**What you need to do**
Output every entry exactly as given.

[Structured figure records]
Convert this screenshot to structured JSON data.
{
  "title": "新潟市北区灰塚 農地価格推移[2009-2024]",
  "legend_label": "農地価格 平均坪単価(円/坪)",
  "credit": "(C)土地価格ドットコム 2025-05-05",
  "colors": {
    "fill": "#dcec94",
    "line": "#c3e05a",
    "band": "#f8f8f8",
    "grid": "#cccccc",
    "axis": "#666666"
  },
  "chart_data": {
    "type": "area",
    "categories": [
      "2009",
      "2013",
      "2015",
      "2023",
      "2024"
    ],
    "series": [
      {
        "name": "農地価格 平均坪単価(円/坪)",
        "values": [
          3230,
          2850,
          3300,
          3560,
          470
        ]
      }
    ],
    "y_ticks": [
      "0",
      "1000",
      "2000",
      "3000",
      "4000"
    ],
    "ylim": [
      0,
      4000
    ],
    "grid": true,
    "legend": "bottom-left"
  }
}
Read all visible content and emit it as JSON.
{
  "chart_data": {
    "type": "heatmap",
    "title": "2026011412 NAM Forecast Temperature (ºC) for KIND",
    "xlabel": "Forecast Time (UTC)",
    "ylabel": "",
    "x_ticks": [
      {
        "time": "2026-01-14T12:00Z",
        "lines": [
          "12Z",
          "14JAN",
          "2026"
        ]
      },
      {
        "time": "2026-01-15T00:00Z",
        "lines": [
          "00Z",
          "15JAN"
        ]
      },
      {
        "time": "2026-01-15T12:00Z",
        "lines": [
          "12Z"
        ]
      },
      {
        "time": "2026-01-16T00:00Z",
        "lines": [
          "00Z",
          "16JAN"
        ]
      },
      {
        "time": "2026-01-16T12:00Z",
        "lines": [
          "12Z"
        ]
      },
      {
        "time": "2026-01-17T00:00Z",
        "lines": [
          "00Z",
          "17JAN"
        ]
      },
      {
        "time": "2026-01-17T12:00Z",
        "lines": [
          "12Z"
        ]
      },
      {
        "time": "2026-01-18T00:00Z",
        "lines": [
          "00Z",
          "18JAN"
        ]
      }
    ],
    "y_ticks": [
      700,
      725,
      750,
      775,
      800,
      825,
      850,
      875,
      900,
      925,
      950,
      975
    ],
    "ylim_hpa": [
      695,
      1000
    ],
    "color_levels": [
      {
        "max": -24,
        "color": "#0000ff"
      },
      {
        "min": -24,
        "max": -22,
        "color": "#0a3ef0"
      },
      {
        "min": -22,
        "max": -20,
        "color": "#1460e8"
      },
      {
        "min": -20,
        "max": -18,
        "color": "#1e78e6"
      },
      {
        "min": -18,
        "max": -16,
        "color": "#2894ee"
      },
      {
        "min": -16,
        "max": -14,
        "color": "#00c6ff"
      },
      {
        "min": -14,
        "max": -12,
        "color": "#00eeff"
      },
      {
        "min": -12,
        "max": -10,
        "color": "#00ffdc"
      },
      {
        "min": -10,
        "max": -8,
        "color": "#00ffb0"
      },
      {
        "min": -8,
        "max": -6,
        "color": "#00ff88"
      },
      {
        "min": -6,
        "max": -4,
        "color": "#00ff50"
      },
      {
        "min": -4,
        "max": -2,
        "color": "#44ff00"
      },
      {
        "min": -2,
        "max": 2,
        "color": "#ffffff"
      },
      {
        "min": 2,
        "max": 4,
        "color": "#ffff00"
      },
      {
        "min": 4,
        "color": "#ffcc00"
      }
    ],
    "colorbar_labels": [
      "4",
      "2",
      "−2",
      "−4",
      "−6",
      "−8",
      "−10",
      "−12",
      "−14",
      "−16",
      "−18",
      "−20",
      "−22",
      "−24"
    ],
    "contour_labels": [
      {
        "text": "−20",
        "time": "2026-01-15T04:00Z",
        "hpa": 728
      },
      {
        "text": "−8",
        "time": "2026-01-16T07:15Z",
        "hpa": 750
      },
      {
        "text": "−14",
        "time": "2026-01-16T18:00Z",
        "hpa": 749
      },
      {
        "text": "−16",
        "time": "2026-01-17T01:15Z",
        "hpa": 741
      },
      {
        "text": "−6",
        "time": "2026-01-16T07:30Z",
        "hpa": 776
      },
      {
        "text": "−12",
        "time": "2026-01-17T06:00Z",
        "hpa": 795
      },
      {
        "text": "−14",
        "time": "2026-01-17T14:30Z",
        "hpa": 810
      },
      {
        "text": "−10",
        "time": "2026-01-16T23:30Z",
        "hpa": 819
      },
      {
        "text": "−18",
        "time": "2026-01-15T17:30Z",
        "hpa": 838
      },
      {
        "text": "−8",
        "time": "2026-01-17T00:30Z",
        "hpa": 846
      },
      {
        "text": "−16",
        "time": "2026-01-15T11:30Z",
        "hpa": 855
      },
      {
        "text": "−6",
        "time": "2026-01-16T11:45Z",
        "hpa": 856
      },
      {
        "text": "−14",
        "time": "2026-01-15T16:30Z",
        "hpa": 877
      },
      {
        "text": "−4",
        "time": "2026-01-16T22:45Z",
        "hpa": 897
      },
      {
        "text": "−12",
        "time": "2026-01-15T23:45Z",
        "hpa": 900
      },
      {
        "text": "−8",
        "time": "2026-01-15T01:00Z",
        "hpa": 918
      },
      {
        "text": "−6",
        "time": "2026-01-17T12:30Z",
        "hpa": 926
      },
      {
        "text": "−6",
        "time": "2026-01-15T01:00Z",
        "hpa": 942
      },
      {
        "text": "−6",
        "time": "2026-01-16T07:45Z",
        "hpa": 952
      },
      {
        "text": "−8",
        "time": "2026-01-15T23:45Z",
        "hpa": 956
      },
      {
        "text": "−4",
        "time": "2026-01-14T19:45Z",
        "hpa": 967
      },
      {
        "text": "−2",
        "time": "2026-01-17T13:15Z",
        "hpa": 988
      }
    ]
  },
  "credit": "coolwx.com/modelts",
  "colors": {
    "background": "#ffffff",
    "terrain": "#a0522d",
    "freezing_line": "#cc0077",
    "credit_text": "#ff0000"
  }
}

**Task output**
Convert this screenshot to structured JSON data.
{
  "title": "新潟市北区灰塚 農地価格推移[2009-2024]",
  "legend_label": "農地価格 平均坪単価(円/坪)",
  "credit": "(C)土地価格ドットコム 2025-05-05",
  "colors": {
    "fill": "#dcec94",
    "line": "#c3e05a",
    "band": "#f8f8f8",
    "grid": "#cccccc",
    "axis": "#666666"
  },
  "chart_data": {
    "type": "area",
    "categories": [
      "2009",
      "2013",
      "2015",
      "2023",
      "2024"
    ],
    "series": [
      {
        "name": "農地価格 平均坪単価(円/坪)",
        "values": [
          3230,
          2850,
          3300,
          3560,
          470
        ]
      }
    ],
    "y_ticks": [
      "0",
      "1000",
      "2000",
      "3000",
      "4000"
    ],
    "ylim": [
      0,
      4000
    ],
    "grid": true,
    "legend": "bottom-left"
  }
}
Read all visible content and emit it as JSON.
{
  "chart_data": {
    "type": "heatmap",
    "title": "2026011412 NAM Forecast Temperature (ºC) for KIND",
    "xlabel": "Forecast Time (UTC)",
    "ylabel": "",
    "x_ticks": [
      {
        "time": "2026-01-14T12:00Z",
        "lines": [
          "12Z",
          "14JAN",
          "2026"
        ]
      },
      {
        "time": "2026-01-15T00:00Z",
        "lines": [
          "00Z",
          "15JAN"
        ]
      },
      {
        "time": "2026-01-15T12:00Z",
        "lines": [
          "12Z"
        ]
      },
      {
        "time": "2026-01-16T00:00Z",
        "lines": [
          "00Z",
          "16JAN"
        ]
      },
      {
        "time": "2026-01-16T12:00Z",
        "lines": [
          "12Z"
        ]
      },
      {
        "time": "2026-01-17T00:00Z",
        "lines": [
          "00Z",
          "17JAN"
        ]
      },
      {
        "time": "2026-01-17T12:00Z",
        "lines": [
          "12Z"
        ]
      },
      {
        "time": "2026-01-18T00:00Z",
        "lines": [
          "00Z",
          "18JAN"
        ]
      }
    ],
    "y_ticks": [
      700,
      725,
      750,
      775,
      800,
      825,
      850,
      875,
      900,
      925,
      950,
      975
    ],
    "ylim_hpa": [
      695,
      1000
    ],
    "color_levels": [
      {
        "max": -24,
        "color": "#0000ff"
      },
      {
        "min": -24,
        "max": -22,
        "color": "#0a3ef0"
      },
      {
        "min": -22,
        "max": -20,
        "color": "#1460e8"
      },
      {
        "min": -20,
        "max": -18,
        "color": "#1e78e6"
      },
      {
        "min": -18,
        "max": -16,
        "color": "#2894ee"
      },
      {
        "min": -16,
        "max": -14,
        "color": "#00c6ff"
      },
      {
        "min": -14,
        "max": -12,
        "color": "#00eeff"
      },
      {
        "min": -12,
        "max": -10,
        "color": "#00ffdc"
      },
      {
        "min": -10,
        "max": -8,
        "color": "#00ffb0"
      },
      {
        "min": -8,
        "max": -6,
        "color": "#00ff88"
      },
      {
        "min": -6,
        "max": -4,
        "color": "#00ff50"
      },
      {
        "min": -4,
        "max": -2,
        "color": "#44ff00"
      },
      {
        "min": -2,
        "max": 2,
        "color": "#ffffff"
      },
      {
        "min": 2,
        "max": 4,
        "color": "#ffff00"
      },
      {
        "min": 4,
        "color": "#ffcc00"
      }
    ],
    "colorbar_labels": [
      "4",
      "2",
      "−2",
      "−4",
      "−6",
      "−8",
      "−10",
      "−12",
      "−14",
      "−16",
      "−18",
      "−20",
      "−22",
      "−24"
    ],
    "contour_labels": [
      {
        "text": "−20",
        "time": "2026-01-15T04:00Z",
        "hpa": 728
      },
      {
        "text": "−8",
        "time": "2026-01-16T07:15Z",
        "hpa": 750
      },
      {
        "text": "−14",
        "time": "2026-01-16T18:00Z",
        "hpa": 749
      },
      {
        "text": "−16",
        "time": "2026-01-17T01:15Z",
        "hpa": 741
      },
      {
        "text": "−6",
        "time": "2026-01-16T07:30Z",
        "hpa": 776
      },
      {
        "text": "−12",
        "time": "2026-01-17T06:00Z",
        "hpa": 795
      },
      {
        "text": "−14",
        "time": "2026-01-17T14:30Z",
        "hpa": 810
      },
      {
        "text": "−10",
        "time": "2026-01-16T23:30Z",
        "hpa": 819
      },
      {
        "text": "−18",
        "time": "2026-01-15T17:30Z",
        "hpa": 838
      },
      {
        "text": "−8",
        "time": "2026-01-17T00:30Z",
        "hpa": 846
      },
      {
        "text": "−16",
        "time": "2026-01-15T11:30Z",
        "hpa": 855
      },
      {
        "text": "−6",
        "time": "2026-01-16T11:45Z",
        "hpa": 856
      },
      {
        "text": "−14",
        "time": "2026-01-15T16:30Z",
        "hpa": 877
      },
      {
        "text": "−4",
        "time": "2026-01-16T22:45Z",
        "hpa": 897
      },
      {
        "text": "−12",
        "time": "2026-01-15T23:45Z",
        "hpa": 900
      },
      {
        "text": "−8",
        "time": "2026-01-15T01:00Z",
        "hpa": 918
      },
      {
        "text": "−6",
        "time": "2026-01-17T12:30Z",
        "hpa": 926
      },
      {
        "text": "−6",
        "time": "2026-01-15T01:00Z",
        "hpa": 942
      },
      {
        "text": "−6",
        "time": "2026-01-16T07:45Z",
        "hpa": 952
      },
      {
        "text": "−8",
        "time": "2026-01-15T23:45Z",
        "hpa": 956
      },
      {
        "text": "−4",
        "time": "2026-01-14T19:45Z",
        "hpa": 967
      },
      {
        "text": "−2",
        "time": "2026-01-17T13:15Z",
        "hpa": 988
      }
    ]
  },
  "credit": "coolwx.com/modelts",
  "colors": {
    "background": "#ffffff",
    "terrain": "#a0522d",
    "freezing_line": "#cc0077",
    "credit_text": "#ff0000"
  }
}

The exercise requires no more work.